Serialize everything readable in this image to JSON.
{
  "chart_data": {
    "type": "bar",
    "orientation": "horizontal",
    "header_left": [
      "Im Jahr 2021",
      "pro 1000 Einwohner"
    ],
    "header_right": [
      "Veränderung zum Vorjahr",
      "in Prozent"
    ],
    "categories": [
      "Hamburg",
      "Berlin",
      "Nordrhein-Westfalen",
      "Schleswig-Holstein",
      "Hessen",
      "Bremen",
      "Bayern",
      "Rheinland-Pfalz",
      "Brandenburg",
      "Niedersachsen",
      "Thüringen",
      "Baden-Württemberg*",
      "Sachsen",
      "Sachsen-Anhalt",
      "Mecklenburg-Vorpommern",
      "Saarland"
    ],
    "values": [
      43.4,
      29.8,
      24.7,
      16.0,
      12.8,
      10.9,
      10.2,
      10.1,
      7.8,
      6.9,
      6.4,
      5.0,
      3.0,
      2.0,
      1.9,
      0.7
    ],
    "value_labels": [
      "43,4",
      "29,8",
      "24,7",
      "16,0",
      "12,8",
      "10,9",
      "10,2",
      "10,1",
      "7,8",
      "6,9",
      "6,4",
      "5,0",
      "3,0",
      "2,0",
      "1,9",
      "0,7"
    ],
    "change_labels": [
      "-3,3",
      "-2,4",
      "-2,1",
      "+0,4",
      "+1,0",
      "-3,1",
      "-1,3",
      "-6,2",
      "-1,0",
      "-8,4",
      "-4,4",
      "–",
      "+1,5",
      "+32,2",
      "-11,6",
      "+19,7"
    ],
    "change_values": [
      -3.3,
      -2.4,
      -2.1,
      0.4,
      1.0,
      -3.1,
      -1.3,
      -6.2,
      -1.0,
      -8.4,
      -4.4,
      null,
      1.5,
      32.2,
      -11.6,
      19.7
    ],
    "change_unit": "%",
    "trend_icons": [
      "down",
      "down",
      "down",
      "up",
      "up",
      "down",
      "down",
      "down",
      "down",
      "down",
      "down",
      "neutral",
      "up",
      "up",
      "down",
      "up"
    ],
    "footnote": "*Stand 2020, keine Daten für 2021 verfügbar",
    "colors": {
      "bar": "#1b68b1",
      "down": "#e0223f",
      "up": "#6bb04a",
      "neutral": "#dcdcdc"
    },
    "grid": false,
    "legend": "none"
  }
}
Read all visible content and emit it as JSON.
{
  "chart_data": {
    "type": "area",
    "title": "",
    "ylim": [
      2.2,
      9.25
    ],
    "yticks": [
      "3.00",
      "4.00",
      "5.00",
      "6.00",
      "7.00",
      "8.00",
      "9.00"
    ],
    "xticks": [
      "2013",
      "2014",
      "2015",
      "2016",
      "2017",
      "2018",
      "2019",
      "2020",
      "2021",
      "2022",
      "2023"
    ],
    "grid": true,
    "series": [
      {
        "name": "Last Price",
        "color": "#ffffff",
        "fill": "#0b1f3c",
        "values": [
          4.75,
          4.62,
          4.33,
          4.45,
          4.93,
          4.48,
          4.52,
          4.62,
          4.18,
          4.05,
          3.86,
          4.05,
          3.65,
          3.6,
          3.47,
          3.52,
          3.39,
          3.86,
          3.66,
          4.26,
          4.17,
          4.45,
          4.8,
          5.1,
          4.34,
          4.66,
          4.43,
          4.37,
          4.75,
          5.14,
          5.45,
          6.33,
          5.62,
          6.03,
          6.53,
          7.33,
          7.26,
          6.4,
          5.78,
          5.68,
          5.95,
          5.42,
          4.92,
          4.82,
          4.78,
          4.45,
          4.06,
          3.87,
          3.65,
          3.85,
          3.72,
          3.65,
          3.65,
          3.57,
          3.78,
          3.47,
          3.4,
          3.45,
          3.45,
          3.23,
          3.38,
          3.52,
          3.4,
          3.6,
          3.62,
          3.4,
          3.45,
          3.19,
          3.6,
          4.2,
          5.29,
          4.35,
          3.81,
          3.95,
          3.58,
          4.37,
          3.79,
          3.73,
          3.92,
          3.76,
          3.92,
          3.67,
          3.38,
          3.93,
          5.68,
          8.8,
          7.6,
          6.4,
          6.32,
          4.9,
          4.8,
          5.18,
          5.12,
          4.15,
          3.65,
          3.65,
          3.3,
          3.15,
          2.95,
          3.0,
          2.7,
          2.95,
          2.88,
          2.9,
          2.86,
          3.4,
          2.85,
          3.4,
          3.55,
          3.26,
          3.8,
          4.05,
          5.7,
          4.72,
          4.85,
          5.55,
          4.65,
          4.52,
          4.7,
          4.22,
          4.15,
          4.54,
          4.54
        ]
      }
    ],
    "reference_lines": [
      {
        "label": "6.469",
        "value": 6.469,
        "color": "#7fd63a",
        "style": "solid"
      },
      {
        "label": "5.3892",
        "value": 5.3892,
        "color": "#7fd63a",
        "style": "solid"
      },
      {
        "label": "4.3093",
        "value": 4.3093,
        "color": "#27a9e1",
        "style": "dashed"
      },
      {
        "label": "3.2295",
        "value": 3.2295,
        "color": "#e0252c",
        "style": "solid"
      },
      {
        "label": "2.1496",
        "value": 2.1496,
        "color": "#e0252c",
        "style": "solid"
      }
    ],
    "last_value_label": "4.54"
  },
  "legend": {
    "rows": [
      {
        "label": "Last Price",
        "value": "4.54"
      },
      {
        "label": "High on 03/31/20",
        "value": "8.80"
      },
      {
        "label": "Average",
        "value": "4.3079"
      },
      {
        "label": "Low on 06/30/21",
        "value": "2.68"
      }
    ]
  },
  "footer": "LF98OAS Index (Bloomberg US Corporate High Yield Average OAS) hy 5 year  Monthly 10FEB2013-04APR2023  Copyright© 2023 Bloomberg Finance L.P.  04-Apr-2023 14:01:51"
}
__________
EXERCISE DESCRIPTION:
Please give back all of the records exactly as written.

EXERCISE SOLUTION:
Serialize everything readable in this image to JSON.
{
  "chart_data": {
    "type": "bar",
    "orientation": "horizontal",
    "header_left": [
      "Im Jahr 2021",
      "pro 1000 Einwohner"
    ],
    "header_right": [
      "Veränderung zum Vorjahr",
      "in Prozent"
    ],
    "categories": [
      "Hamburg",
      "Berlin",
      "Nordrhein-Westfalen",
      "Schleswig-Holstein",
      "Hessen",
      "Bremen",
      "Bayern",
      "Rheinland-Pfalz",
      "Brandenburg",
      "Niedersachsen",
      "Thüringen",
      "Baden-Württemberg*",
      "Sachsen",
      "Sachsen-Anhalt",
      "Mecklenburg-Vorpommern",
      "Saarland"
    ],
    "values": [
      43.4,
      29.8,
      24.7,
      16.0,
      12.8,
      10.9,
      10.2,
      10.1,
      7.8,
      6.9,
      6.4,
      5.0,
      3.0,
      2.0,
      1.9,
      0.7
    ],
    "value_labels": [
      "43,4",
      "29,8",
      "24,7",
      "16,0",
      "12,8",
      "10,9",
      "10,2",
      "10,1",
      "7,8",
      "6,9",
      "6,4",
      "5,0",
      "3,0",
      "2,0",
      "1,9",
      "0,7"
    ],
    "change_labels": [
      "-3,3",
      "-2,4",
      "-2,1",
      "+0,4",
      "+1,0",
      "-3,1",
      "-1,3",
      "-6,2",
      "-1,0",
      "-8,4",
      "-4,4",
      "–",
      "+1,5",
      "+32,2",
      "-11,6",
      "+19,7"
    ],
    "change_values": [
      -3.3,
      -2.4,
      -2.1,
      0.4,
      1.0,
      -3.1,
      -1.3,
      -6.2,
      -1.0,
      -8.4,
      -4.4,
      null,
      1.5,
      32.2,
      -11.6,
      19.7
    ],
    "change_unit": "%",
    "trend_icons": [
      "down",
      "down",
      "down",
      "up",
      "up",
      "down",
      "down",
      "down",
      "down",
      "down",
      "down",
      "neutral",
      "up",
      "up",
      "down",
      "up"
    ],
    "footnote": "*Stand 2020, keine Daten für 2021 verfügbar",
    "colors": {
      "bar": "#1b68b1",
      "down": "#e0223f",
      "up": "#6bb04a",
      "neutral": "#dcdcdc"
    },
    "grid": false,
    "legend": "none"
  }
}
Read all visible content and emit it as JSON.
{
  "chart_data": {
    "type": "area",
    "title": "",
    "ylim": [
      2.2,
      9.25
    ],
    "yticks": [
      "3.00",
      "4.00",
      "5.00",
      "6.00",
      "7.00",
      "8.00",
      "9.00"
    ],
    "xticks": [
      "2013",
      "2014",
      "2015",
      "2016",
      "2017",
      "2018",
      "2019",
      "2020",
      "2021",
      "2022",
      "2023"
    ],
    "grid": true,
    "series": [
      {
        "name": "Last Price",
        "color": "#ffffff",
        "fill": "#0b1f3c",
        "values": [
          4.75,
          4.62,
          4.33,
          4.45,
          4.93,
          4.48,
          4.52,
          4.62,
          4.18,
          4.05,
          3.86,
          4.05,
          3.65,
          3.6,
          3.47,
          3.52,
          3.39,
          3.86,
          3.66,
          4.26,
          4.17,
          4.45,
          4.8,
          5.1,
          4.34,
          4.66,
          4.43,
          4.37,
          4.75,
          5.14,
          5.45,
          6.33,
          5.62,
          6.03,
          6.53,
          7.33,
          7.26,
          6.4,
          5.78,
          5.68,
          5.95,
          5.42,
          4.92,
          4.82,
          4.78,
          4.45,
          4.06,
          3.87,
          3.65,
          3.85,
          3.72,
          3.65,
          3.65,
          3.57,
          3.78,
          3.47,
          3.4,
          3.45,
          3.45,
          3.23,
          3.38,
          3.52,
          3.4,
          3.6,
          3.62,
          3.4,
          3.45,
          3.19,
          3.6,
          4.2,
          5.29,
          4.35,
          3.81,
          3.95,
          3.58,
          4.37,
          3.79,
          3.73,
          3.92,
          3.76,
          3.92,
          3.67,
          3.38,
          3.93,
          5.68,
          8.8,
          7.6,
          6.4,
          6.32,
          4.9,
          4.8,
          5.18,
          5.12,
          4.15,
          3.65,
          3.65,
          3.3,
          3.15,
          2.95,
          3.0,
          2.7,
          2.95,
          2.88,
          2.9,
          2.86,
          3.4,
          2.85,
          3.4,
          3.55,
          3.26,
          3.8,
          4.05,
          5.7,
          4.72,
          4.85,
          5.55,
          4.65,
          4.52,
          4.7,
          4.22,
          4.15,
          4.54,
          4.54
        ]
      }
    ],
    "reference_lines": [
      {
        "label": "6.469",
        "value": 6.469,
        "color": "#7fd63a",
        "style": "solid"
      },
      {
        "label": "5.3892",
        "value": 5.3892,
        "color": "#7fd63a",
        "style": "solid"
      },
      {
        "label": "4.3093",
        "value": 4.3093,
        "color": "#27a9e1",
        "style": "dashed"
      },
      {
        "label": "3.2295",
        "value": 3.2295,
        "color": "#e0252c",
        "style": "solid"
      },
      {
        "label": "2.1496",
        "value": 2.1496,
        "color": "#e0252c",
        "style": "solid"
      }
    ],
    "last_value_label": "4.54"
  },
  "legend": {
    "rows": [
      {
        "label": "Last Price",
        "value": "4.54"
      },
      {
        "label": "High on 03/31/20",
        "value": "8.80"
      },
      {
        "label": "Average",
        "value": "4.3079"
      },
      {
        "label": "Low on 06/30/21",
        "value": "2.68"
      }
    ]
  },
  "footer": "LF98OAS Index (Bloomberg US Corporate High Yield Average OAS) hy 5 year  Monthly 10FEB2013-04APR2023  Copyright© 2023 Bloomberg Finance L.P.  04-Apr-2023 14:01:51"
}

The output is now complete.